Given exercise: Pictures stay out of the copy; restate everything else in the material exactly.

-- Material start --

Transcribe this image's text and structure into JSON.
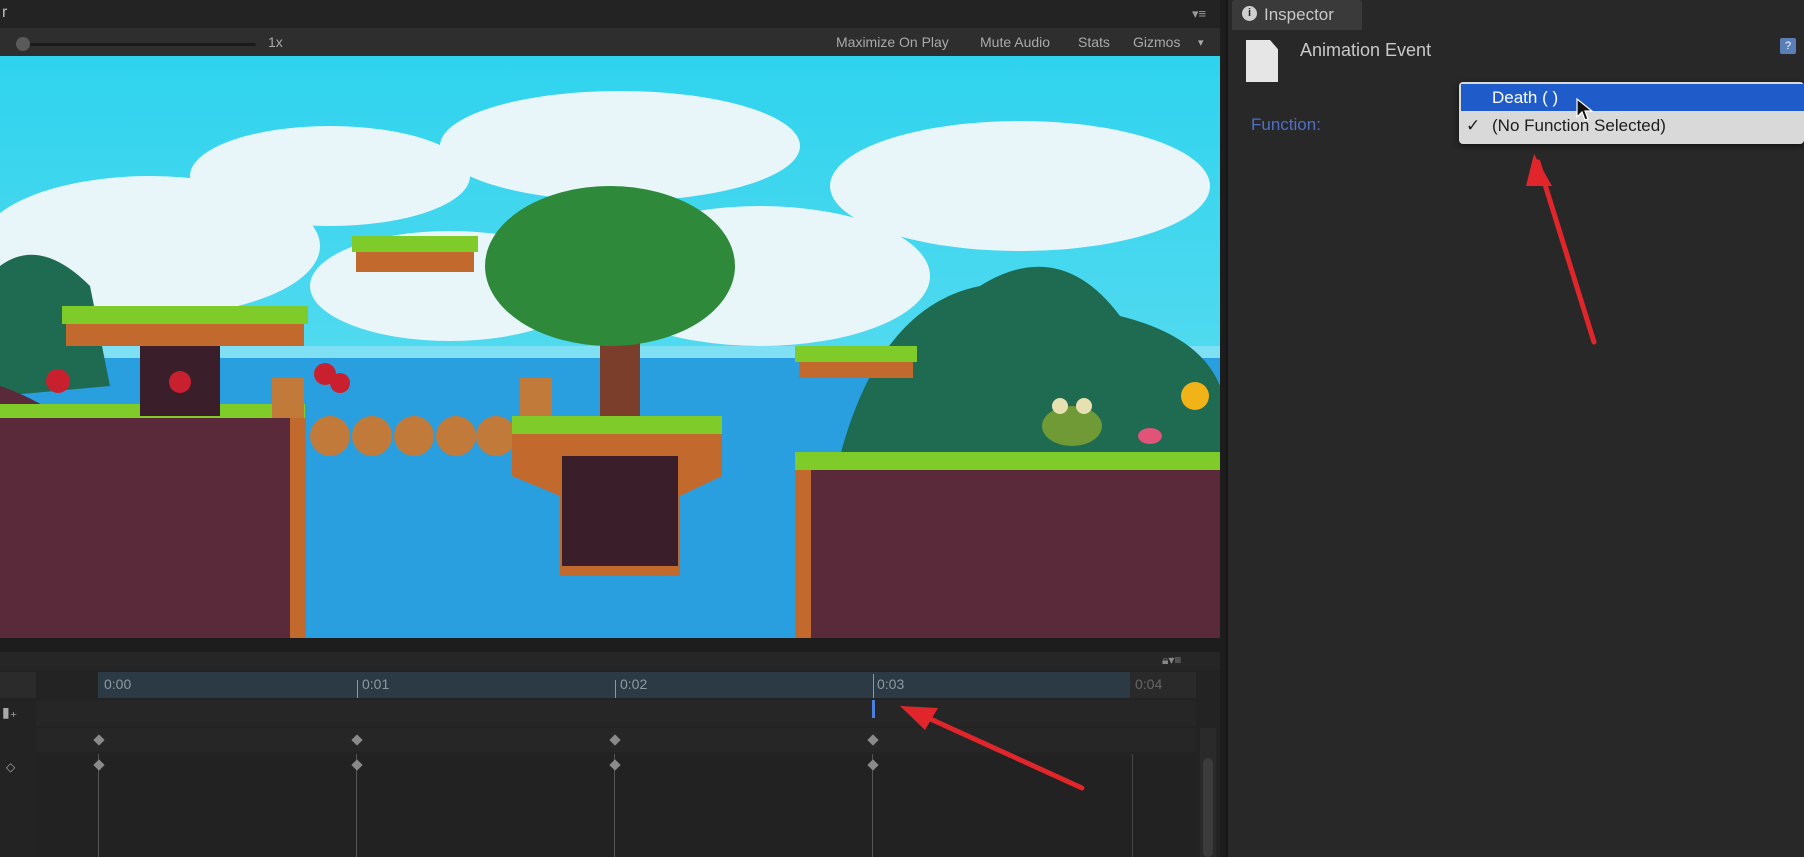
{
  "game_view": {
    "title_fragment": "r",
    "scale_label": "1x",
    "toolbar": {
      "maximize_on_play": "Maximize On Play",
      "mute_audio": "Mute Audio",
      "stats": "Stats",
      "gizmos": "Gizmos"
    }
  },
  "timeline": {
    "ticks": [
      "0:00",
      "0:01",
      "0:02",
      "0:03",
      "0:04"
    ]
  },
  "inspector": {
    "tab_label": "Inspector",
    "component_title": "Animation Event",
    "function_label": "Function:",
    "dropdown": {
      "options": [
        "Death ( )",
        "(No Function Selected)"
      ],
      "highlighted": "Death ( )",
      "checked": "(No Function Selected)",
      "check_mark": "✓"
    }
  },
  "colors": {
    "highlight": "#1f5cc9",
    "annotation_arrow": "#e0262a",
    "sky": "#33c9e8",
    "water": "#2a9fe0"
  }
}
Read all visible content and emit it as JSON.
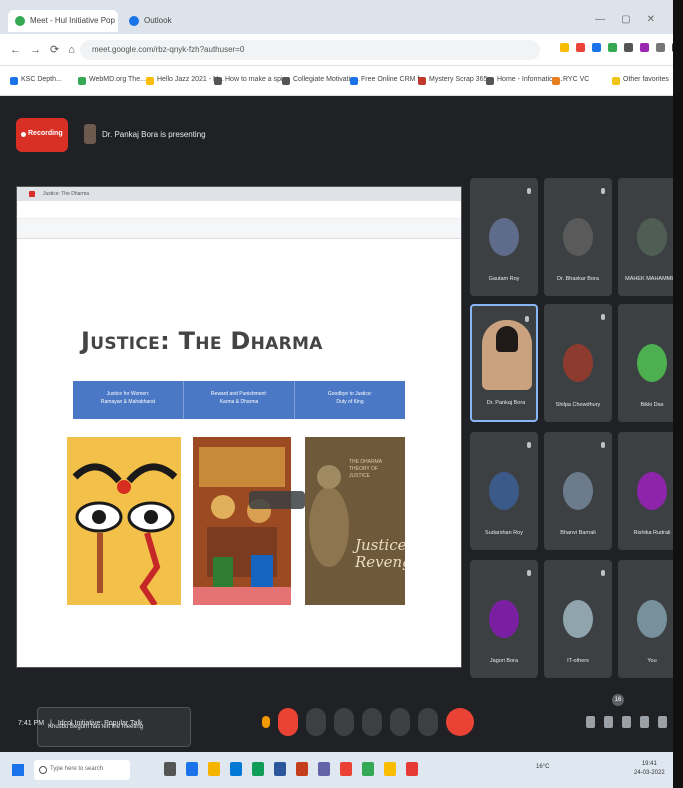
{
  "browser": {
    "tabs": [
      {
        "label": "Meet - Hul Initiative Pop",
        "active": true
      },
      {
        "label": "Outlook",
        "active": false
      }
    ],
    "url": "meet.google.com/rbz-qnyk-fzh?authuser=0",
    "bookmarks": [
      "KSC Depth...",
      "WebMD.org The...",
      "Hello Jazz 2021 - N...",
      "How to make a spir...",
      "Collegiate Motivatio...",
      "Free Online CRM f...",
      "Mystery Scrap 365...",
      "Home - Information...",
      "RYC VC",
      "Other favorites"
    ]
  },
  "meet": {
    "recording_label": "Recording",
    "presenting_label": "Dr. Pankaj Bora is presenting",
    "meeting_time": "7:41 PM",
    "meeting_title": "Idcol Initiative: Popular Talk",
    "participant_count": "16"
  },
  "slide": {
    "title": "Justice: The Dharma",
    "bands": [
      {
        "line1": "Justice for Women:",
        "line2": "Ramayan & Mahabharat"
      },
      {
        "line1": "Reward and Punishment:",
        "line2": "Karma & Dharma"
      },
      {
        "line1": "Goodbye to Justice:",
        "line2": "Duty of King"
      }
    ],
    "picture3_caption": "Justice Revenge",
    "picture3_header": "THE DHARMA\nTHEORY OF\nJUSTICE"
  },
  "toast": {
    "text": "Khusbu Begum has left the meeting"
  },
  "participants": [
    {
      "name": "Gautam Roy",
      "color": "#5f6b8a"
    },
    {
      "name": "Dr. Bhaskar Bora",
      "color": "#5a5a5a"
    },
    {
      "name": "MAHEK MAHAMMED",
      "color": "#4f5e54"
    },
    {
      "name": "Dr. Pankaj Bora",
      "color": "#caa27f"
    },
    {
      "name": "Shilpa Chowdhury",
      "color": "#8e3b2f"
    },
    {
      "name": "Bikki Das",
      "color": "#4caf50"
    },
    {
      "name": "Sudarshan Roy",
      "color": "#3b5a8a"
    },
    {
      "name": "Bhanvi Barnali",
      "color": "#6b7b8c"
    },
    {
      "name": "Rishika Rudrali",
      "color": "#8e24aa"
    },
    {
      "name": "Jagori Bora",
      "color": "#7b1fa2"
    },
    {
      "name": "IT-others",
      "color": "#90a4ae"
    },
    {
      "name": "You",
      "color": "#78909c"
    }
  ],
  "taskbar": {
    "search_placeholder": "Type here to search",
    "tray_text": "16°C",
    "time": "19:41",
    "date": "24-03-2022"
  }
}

-- Material end --

Solved exercise:
Transcribe this image's text and structure into JSON.
{
  "game_view": {
    "title_fragment": "r",
    "scale_label": "1x",
    "toolbar": {
      "maximize_on_play": "Maximize On Play",
      "mute_audio": "Mute Audio",
      "stats": "Stats",
      "gizmos": "Gizmos"
    }
  },
  "timeline": {
    "ticks": [
      "0:00",
      "0:01",
      "0:02",
      "0:03",
      "0:04"
    ]
  },
  "inspector": {
    "tab_label": "Inspector",
    "component_title": "Animation Event",
    "function_label": "Function:",
    "dropdown": {
      "options": [
        "Death ( )",
        "(No Function Selected)"
      ],
      "highlighted": "Death ( )",
      "checked": "(No Function Selected)",
      "check_mark": "✓"
    }
  },
  "colors": {
    "highlight": "#1f5cc9",
    "annotation_arrow": "#e0262a",
    "sky": "#33c9e8",
    "water": "#2a9fe0"
  }
}
Read all visible content and emit it as JSON.
{
  "browser": {
    "tabs": [
      {
        "label": "Meet - Hul Initiative Pop",
        "active": true
      },
      {
        "label": "Outlook",
        "active": false
      }
    ],
    "url": "meet.google.com/rbz-qnyk-fzh?authuser=0",
    "bookmarks": [
      "KSC Depth...",
      "WebMD.org The...",
      "Hello Jazz 2021 - N...",
      "How to make a spir...",
      "Collegiate Motivatio...",
      "Free Online CRM f...",
      "Mystery Scrap 365...",
      "Home - Information...",
      "RYC VC",
      "Other favorites"
    ]
  },
  "meet": {
    "recording_label": "Recording",
    "presenting_label": "Dr. Pankaj Bora is presenting",
    "meeting_time": "7:41 PM",
    "meeting_title": "Idcol Initiative: Popular Talk",
    "participant_count": "16"
  },
  "slide": {
    "title": "Justice: The Dharma",
    "bands": [
      {
        "line1": "Justice for Women:",
        "line2": "Ramayan & Mahabharat"
      },
      {
        "line1": "Reward and Punishment:",
        "line2": "Karma & Dharma"
      },
      {
        "line1": "Goodbye to Justice:",
        "line2": "Duty of King"
      }
    ],
    "picture3_caption": "Justice Revenge",
    "picture3_header": "THE DHARMA\nTHEORY OF\nJUSTICE"
  },
  "toast": {
    "text": "Khusbu Begum has left the meeting"
  },
  "participants": [
    {
      "name": "Gautam Roy",
      "color": "#5f6b8a"
    },
    {
      "name": "Dr. Bhaskar Bora",
      "color": "#5a5a5a"
    },
    {
      "name": "MAHEK MAHAMMED",
      "color": "#4f5e54"
    },
    {
      "name": "Dr. Pankaj Bora",
      "color": "#caa27f"
    },
    {
      "name": "Shilpa Chowdhury",
      "color": "#8e3b2f"
    },
    {
      "name": "Bikki Das",
      "color": "#4caf50"
    },
    {
      "name": "Sudarshan Roy",
      "color": "#3b5a8a"
    },
    {
      "name": "Bhanvi Barnali",
      "color": "#6b7b8c"
    },
    {
      "name": "Rishika Rudrali",
      "color": "#8e24aa"
    },
    {
      "name": "Jagori Bora",
      "color": "#7b1fa2"
    },
    {
      "name": "IT-others",
      "color": "#90a4ae"
    },
    {
      "name": "You",
      "color": "#78909c"
    }
  ],
  "taskbar": {
    "search_placeholder": "Type here to search",
    "tray_text": "16°C",
    "time": "19:41",
    "date": "24-03-2022"
  }
}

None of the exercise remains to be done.